▶ _TASK OBJECTIVE_
Extract each line containing the string "Inpaint".

▶ _RECORDS FOR THE TASK_
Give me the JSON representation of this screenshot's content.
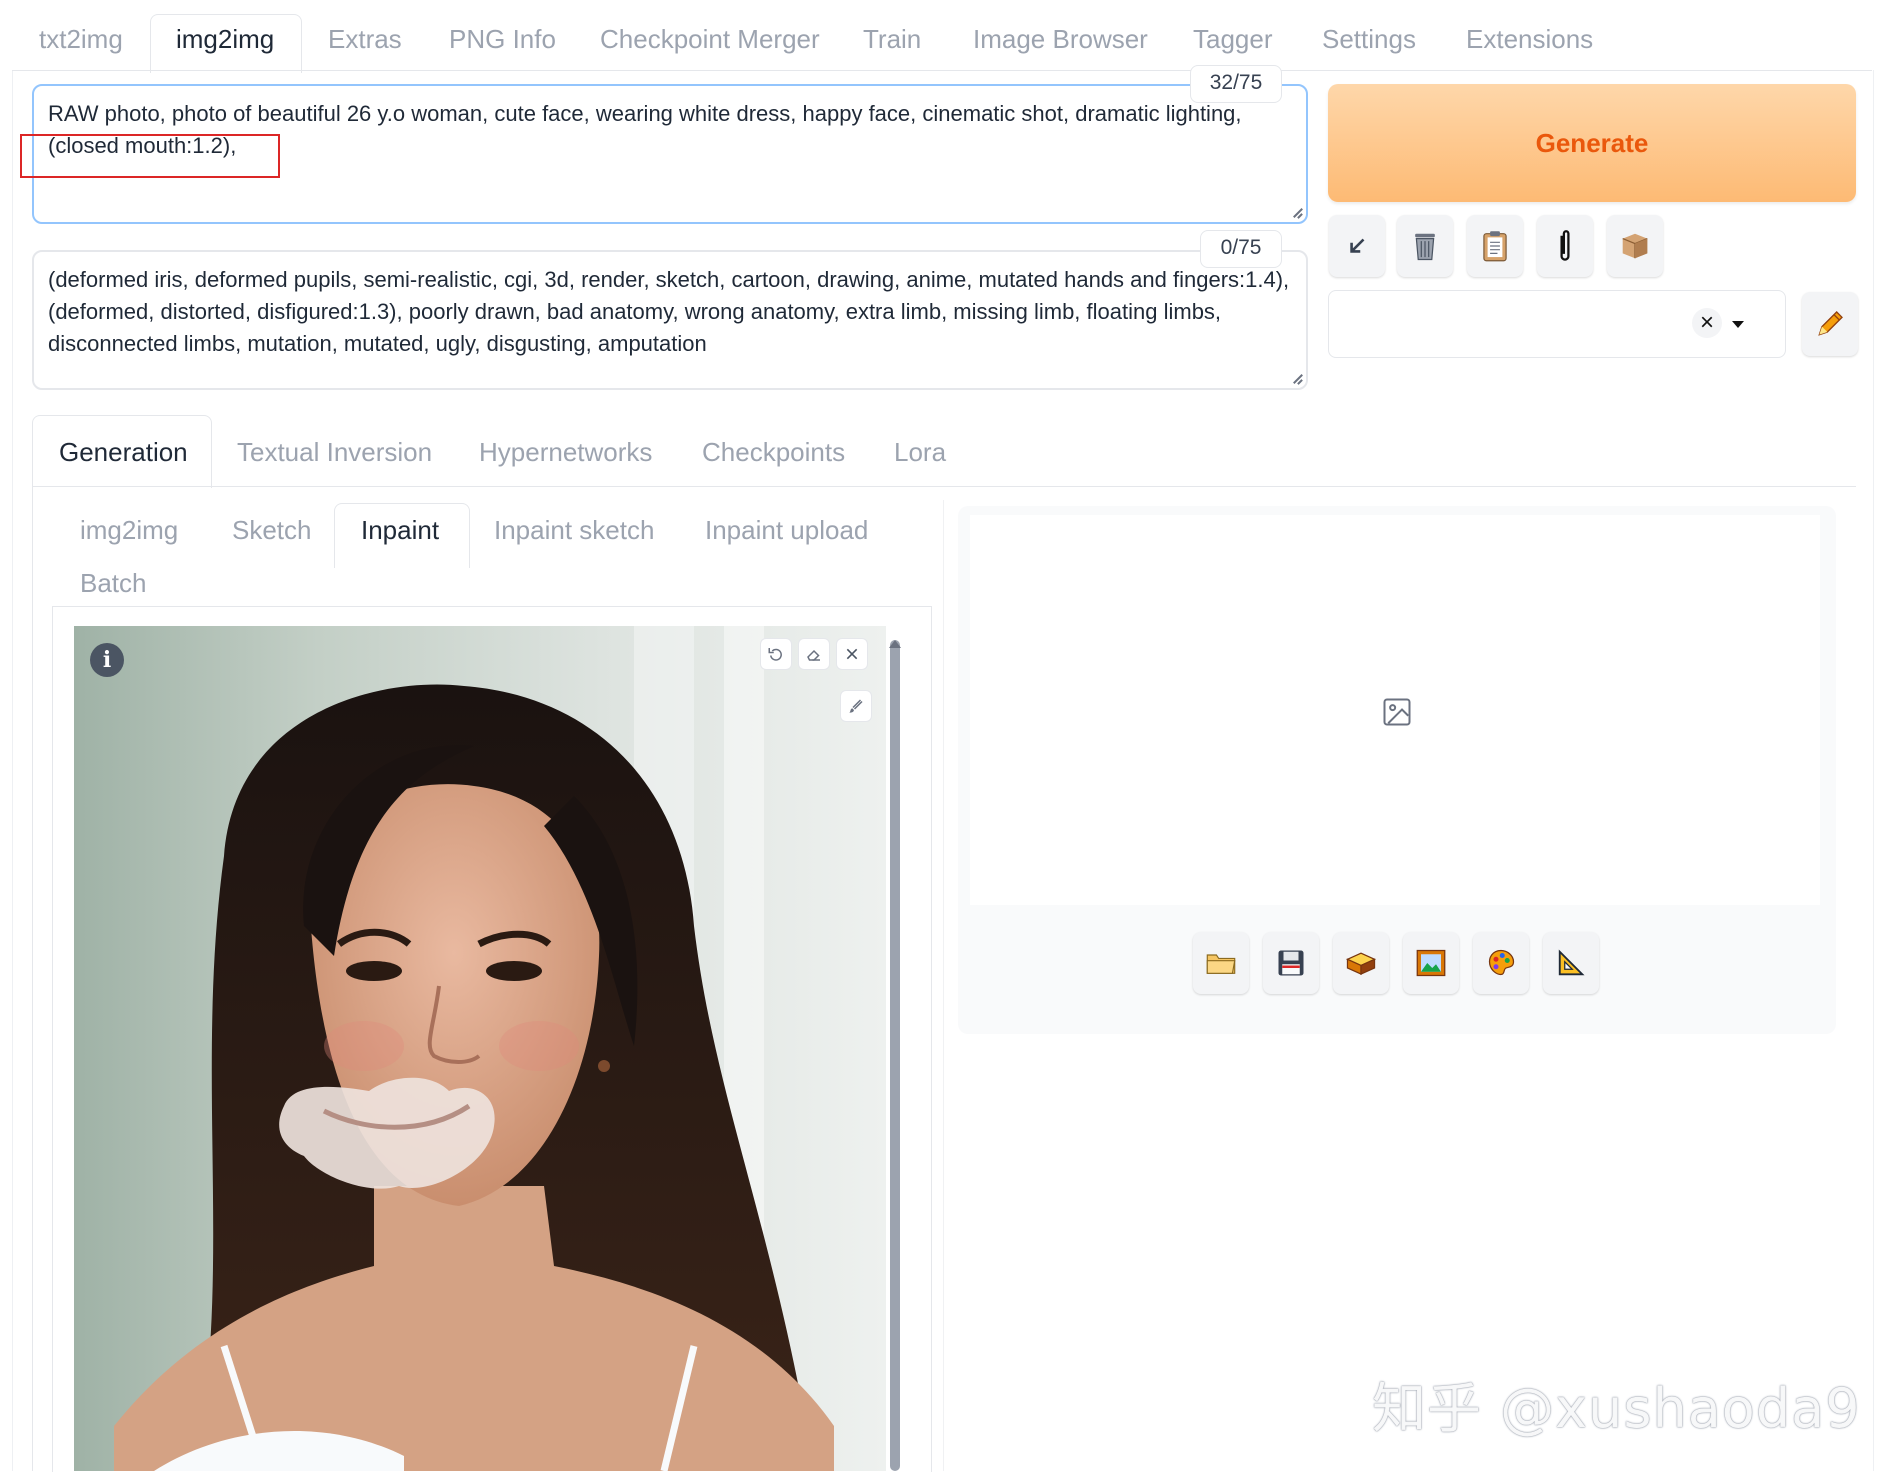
{
  "top_tabs": [
    "txt2img",
    "img2img",
    "Extras",
    "PNG Info",
    "Checkpoint Merger",
    "Train",
    "Image Browser",
    "Tagger",
    "Settings",
    "Extensions"
  ],
  "active_top_tab": "img2img",
  "prompt": {
    "text": "RAW photo, photo of beautiful 26 y.o woman, cute face, wearing white dress, happy face, cinematic shot, dramatic lighting, (closed mouth:1.2),",
    "token_count": "32/75"
  },
  "negative_prompt": {
    "text": "(deformed iris, deformed pupils, semi-realistic, cgi, 3d, render, sketch, cartoon, drawing, anime, mutated hands and fingers:1.4), (deformed, distorted, disfigured:1.3), poorly drawn, bad anatomy, wrong anatomy, extra limb, missing limb, floating limbs, disconnected limbs, mutation, mutated, ugly, disgusting, amputation",
    "token_count": "0/75"
  },
  "generate_label": "Generate",
  "toolbar_icons": [
    "arrow-down-left-icon",
    "trash-icon",
    "clipboard-icon",
    "paperclip-icon",
    "box-icon"
  ],
  "style_select": {
    "value": ""
  },
  "generation_tabs": [
    "Generation",
    "Textual Inversion",
    "Hypernetworks",
    "Checkpoints",
    "Lora"
  ],
  "active_generation_tab": "Generation",
  "img2img_tabs": [
    "img2img",
    "Sketch",
    "Inpaint",
    "Inpaint sketch",
    "Inpaint upload",
    "Batch"
  ],
  "active_img2img_tab": "Inpaint",
  "output_buttons": [
    "folder-icon",
    "save-icon",
    "zip-icon",
    "image-icon",
    "palette-icon",
    "triangle-ruler-icon"
  ],
  "watermark": "知乎 @xushaoda9",
  "colors": {
    "accent": "#ea580c",
    "generate_bg": "#fdba74",
    "highlight": "#dc2626",
    "focus_border": "#93c5fd"
  }
}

▶ _EXPECTED OUTPUT_
    "Inpaint",
    "Inpaint sketch",
    "Inpaint upload",
  "active_img2img_tab": "Inpaint",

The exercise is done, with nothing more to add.